◆ TASK INPUTS:
^^^^

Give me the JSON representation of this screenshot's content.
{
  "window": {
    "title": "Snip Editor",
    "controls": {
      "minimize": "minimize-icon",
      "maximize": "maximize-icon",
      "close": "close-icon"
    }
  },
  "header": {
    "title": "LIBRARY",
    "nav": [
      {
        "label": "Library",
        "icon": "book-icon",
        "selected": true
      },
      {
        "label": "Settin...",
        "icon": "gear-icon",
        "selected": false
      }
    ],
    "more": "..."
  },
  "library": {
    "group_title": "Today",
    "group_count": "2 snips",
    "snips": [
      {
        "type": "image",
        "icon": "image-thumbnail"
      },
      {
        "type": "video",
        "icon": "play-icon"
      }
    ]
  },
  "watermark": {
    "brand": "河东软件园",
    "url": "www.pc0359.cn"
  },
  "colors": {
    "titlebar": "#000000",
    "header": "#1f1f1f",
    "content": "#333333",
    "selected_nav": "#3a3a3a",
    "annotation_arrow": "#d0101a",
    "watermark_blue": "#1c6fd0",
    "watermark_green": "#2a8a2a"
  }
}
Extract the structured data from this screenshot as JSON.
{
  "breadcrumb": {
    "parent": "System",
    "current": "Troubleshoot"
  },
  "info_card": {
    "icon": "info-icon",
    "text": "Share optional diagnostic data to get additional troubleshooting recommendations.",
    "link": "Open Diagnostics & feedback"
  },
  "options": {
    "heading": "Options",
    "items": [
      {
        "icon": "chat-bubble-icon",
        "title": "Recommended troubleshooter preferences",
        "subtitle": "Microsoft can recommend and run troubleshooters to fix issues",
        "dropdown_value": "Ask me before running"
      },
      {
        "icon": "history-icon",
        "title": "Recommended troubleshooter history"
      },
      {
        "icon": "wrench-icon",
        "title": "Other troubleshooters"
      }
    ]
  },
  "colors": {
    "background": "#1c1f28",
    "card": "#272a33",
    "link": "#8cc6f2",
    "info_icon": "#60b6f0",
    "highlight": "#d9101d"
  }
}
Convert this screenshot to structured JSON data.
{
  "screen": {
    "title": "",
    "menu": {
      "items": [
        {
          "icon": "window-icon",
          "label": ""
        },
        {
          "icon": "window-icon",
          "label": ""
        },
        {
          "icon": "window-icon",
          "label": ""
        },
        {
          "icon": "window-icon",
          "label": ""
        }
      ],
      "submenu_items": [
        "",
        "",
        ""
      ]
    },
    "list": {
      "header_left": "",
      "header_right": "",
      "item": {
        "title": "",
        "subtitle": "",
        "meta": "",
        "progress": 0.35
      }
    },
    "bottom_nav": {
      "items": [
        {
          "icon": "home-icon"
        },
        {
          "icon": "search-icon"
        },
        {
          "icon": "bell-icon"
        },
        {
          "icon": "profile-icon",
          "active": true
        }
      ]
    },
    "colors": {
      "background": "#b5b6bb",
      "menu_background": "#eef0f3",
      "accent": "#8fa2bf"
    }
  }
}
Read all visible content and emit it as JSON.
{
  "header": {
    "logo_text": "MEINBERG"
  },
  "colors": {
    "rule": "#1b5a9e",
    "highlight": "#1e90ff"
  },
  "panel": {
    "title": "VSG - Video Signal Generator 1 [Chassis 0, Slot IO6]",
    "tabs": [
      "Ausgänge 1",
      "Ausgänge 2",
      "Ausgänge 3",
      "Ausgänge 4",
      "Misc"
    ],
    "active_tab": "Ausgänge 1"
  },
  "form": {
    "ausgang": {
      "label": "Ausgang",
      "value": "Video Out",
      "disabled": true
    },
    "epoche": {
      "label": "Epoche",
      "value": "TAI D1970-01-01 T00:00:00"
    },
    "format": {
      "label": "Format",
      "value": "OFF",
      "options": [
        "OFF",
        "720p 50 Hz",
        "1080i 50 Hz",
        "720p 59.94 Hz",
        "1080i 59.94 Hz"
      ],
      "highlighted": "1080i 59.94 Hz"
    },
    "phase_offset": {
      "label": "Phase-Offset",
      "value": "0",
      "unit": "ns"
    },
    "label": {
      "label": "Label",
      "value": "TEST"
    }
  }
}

^^^^

◆ REQUEST:
Select and copy every line of the listing with the word "label".

◆ RESPONSE:
        "label": "Library",
        "label": "Settin...",
          "label": ""
          "label": ""
          "label": ""
          "label": ""
      "label": "Ausgang",
      "label": "Epoche",
      "label": "Format",
      "label": "Phase-Offset",
    "label": {
      "label": "Label",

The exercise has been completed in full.